Extrait du texte.

Par Pepe Escobar, le 1er avril 2025
Ansarallah ne reculera pas face à l’Empire en mer Rouge.
SANA’A, Yémen – Pas étonnant que l’Empire romain l’ait appelée Arabia Felix.
Il est 15 heures sur la place Al-Sabeen, dans le quartier Haddah de Sanaa, le vendredi 28 mars, jour d’Al Quds, pendant le ramadan, deux jours seulement avant l’Aïd al-Fikr, et la foule de plus d’un million de Yéménites s’étend à l’horizon, bordée au loin par des collines arides et avec la grande mosquée Al-Saleh en arrière-plan.
Un pèlerin étranger monte sur une petite scène et, après toutes ses tribulations à travers le monde et les terres de l’Islam, il sait qu’en une minute, il doit essentiellement remercier la foule – et cette nation – d’être si noble, si intègre, si intrépide, porteuse d’une telle droiture morale et d’une telle détermination. Ils doivent savoir que la Majorité Mondiale la comprend instinctivement et se tient à leurs côtés.
Il ne s’agit pas tant du soutien à la Palestine, qu’ils manifestent sur cette même immense place depuis 17 mois, sans relâche, comme en témoignent tous les réseaux sociaux du monde, que de la force intérieure de cette Arabie séculaire. La Palestine libre rime, à l’infini, avec la liberté du Yémen. Ils peuvent être des héros non pas d’un jour, comme l’a immortalisé Bowie le caméléon occidental, mais pour la postérité.

Une semaine passée au cœur du Yémen est intraduisible. J’ai eu le privilège de faire partie d’un petit groupe, d’Est à l’Ouest, qui a réellement rompu le blocus du Yémen, comme nos aimables hôtes n’ont cessé de nous le rappeler. Nous étions principalement invités à une grande conférence sur la Palestine intitulée, de manière très appropriée, “Vous n’êtes pas seuls”.

Données fournies.
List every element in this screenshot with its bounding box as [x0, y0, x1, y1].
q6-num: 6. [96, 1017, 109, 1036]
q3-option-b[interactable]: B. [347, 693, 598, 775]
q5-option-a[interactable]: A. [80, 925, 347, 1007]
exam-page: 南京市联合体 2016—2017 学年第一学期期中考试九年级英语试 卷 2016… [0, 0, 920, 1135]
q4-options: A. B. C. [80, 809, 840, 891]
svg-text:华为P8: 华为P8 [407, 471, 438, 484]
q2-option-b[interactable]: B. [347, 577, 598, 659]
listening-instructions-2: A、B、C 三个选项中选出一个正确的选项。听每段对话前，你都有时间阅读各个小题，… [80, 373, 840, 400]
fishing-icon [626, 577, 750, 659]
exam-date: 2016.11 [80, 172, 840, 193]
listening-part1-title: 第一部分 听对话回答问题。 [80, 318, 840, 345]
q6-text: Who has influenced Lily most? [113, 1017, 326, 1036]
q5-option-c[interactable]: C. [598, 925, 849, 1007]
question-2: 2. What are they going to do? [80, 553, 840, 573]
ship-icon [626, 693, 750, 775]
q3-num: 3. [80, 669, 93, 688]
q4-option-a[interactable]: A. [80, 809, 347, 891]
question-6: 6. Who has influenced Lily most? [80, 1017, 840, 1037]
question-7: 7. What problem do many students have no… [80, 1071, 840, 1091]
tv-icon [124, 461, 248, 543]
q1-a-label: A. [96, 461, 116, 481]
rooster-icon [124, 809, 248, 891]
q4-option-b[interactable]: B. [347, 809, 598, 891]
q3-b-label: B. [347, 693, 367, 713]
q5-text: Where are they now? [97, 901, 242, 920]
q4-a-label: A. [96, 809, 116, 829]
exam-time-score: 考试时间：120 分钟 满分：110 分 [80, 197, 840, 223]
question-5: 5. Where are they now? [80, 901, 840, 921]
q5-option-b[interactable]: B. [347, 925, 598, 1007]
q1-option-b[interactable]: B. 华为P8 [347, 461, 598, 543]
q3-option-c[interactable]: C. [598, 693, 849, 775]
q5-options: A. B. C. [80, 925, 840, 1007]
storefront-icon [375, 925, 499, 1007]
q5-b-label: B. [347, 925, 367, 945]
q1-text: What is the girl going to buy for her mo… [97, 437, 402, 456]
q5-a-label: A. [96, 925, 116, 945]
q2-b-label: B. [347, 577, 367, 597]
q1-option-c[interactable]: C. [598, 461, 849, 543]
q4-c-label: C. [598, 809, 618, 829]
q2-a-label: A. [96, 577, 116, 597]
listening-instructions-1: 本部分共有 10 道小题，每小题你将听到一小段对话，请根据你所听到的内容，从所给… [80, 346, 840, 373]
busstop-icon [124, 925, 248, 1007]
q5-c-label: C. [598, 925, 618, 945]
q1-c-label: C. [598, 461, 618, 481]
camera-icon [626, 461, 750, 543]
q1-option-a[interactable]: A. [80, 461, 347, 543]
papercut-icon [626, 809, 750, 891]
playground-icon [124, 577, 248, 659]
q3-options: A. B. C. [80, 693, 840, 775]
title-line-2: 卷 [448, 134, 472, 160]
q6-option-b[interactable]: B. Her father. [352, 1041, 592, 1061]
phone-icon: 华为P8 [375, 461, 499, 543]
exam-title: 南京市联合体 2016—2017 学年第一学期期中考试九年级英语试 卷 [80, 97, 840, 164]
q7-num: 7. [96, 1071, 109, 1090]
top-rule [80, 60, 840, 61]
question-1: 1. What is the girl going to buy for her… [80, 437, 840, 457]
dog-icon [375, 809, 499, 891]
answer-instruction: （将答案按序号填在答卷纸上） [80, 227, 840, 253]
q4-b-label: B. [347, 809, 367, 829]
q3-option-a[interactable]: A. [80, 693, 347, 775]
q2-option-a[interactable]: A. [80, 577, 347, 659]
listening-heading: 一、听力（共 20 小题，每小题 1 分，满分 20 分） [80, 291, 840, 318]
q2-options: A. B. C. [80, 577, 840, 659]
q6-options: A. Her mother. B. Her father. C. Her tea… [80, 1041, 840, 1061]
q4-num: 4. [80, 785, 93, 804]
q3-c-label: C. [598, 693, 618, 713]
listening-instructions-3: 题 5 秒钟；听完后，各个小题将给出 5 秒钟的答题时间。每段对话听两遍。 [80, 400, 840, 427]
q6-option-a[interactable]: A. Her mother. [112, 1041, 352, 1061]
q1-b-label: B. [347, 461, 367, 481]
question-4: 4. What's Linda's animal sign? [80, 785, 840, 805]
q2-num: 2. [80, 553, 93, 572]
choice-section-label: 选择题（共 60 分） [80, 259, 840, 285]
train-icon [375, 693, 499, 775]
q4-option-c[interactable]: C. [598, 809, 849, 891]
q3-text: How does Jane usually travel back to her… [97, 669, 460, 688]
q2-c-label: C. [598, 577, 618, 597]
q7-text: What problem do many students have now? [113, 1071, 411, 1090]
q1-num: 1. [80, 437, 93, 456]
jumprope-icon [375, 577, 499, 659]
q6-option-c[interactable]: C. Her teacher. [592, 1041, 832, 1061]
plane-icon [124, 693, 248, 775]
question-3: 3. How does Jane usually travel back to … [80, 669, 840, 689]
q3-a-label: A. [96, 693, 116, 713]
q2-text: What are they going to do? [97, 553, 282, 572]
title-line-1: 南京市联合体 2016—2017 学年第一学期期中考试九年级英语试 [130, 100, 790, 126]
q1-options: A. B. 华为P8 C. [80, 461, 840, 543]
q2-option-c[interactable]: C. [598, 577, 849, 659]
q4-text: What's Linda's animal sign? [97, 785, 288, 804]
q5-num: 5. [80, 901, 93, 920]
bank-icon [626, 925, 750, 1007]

Travail demandé.
1. Les affirmations (a), (b) et (c) concordent-elles avec l'article sur le Yémen ? (a) Le rassemblement sur la place Al-Sabeen se tient un vendredi. (b) Le soutien à la Palestine se manifeste sur cette place depuis 17 mois. (c) La conférence sur la Palestine avait pour titre « Nous sommes avec vous ». Pour chacune, répondez par oui ou par non et citez mot pour mot les termes décisifs.
2. Restituez à l'identique tout le passage de l'article sur le Yémen, depuis « Par Pepe Escobar, le » jusqu'à « Al-Saleh en arrière-plan. ».
3. Poursuivez l'article sur le Yémen à la suite de sa dernière phrase.
Les données ne sont d'aucune utilité pour ce travail.

Résultats de l'exercice.
1.
(a) Oui : « le vendredi 28 mars ».
(b) Oui : « depuis 17 mois, sans relâche ».
(c) Non : « intitulée, de manière très appropriée, “Vous n’êtes pas seuls” ».

2.
Par Pepe Escobar, le 1er avril 2025
Ansarallah ne reculera pas face à l’Empire en mer Rouge.
SANA’A, Yémen – Pas étonnant que l’Empire romain l’ait appelée Arabia Felix.
Il est 15 heures sur la place Al-Sabeen, dans le quartier Haddah de Sanaa, le vendredi 28 mars, jour d’Al Quds, pendant le ramadan, deux jours seulement avant l’Aïd al-Fikr, et la foule de plus d’un million de Yéménites s’étend à l’horizon, bordée au loin par des collines arides et avec la grande mosquée Al-Saleh en arrière-plan.

3.
Ce qui nous a tout de suite frappé, c’est la générosité sans bornes des Yéménites et leur allure naturellement noble et avenante. Ils incarnent l’élégance, non seulement vestimentaire, mais aussi spirituelle. La semaine dernière, j’ai essayé de transmettre cette magie dans plusieurs podcasts, comme celui-ci et celui-là. Au-delà des conversations avec d’éminents universitaires, diplomates et membres du Haut Conseil politique, le vrai enchantement au Yémen réside dans les fameux “dialogues entre les peuples” à la Xi Jinping, en particulier la nuit dans les souks envoûtants de Saada, au nord-ouest, et dans la vieille ville de Sanaa.

C’est la véritable âme de l’Arabie, ses secrets flottant dans l’air comme l’encens qu’un purificateur vêtu de blanc répand autour de la mosquée al-Kabir dans la vieille ville, des aveugles accroupis à l’entrée mâchant du qat et absorbés dans la méditation. Cette magie est ce qu’Allah lui-même caractérise dans le Livre Saint dans plusieurs versets et chapitres – la générosité que seuls les Yéménites savent offrir.
Combattre une “coalition” de vassaux consentants
Alors que se succèdent les réunions et les tasses du meilleur café de la planète, qu’un convoi de SUV leurres sillonne le paysage brut de Sanaa à Saada, que les promesses de solidarité avec la Palestine se succèdent à l’infini et que des bombardements lâches du CENTCOM – visant plusieurs bâtiments civils et résidentiels ainsi qu’un hôpital de cancérologie en construction à Saada – n’en finissent pas de frapper, le Yémen s’engage dans un nouveau chapitre meurtrier, cette fois contre le CENTCOM dirigé par Trump, qui s’inscrit dans une guerre de dix ans, commencée le 26 mars 2015.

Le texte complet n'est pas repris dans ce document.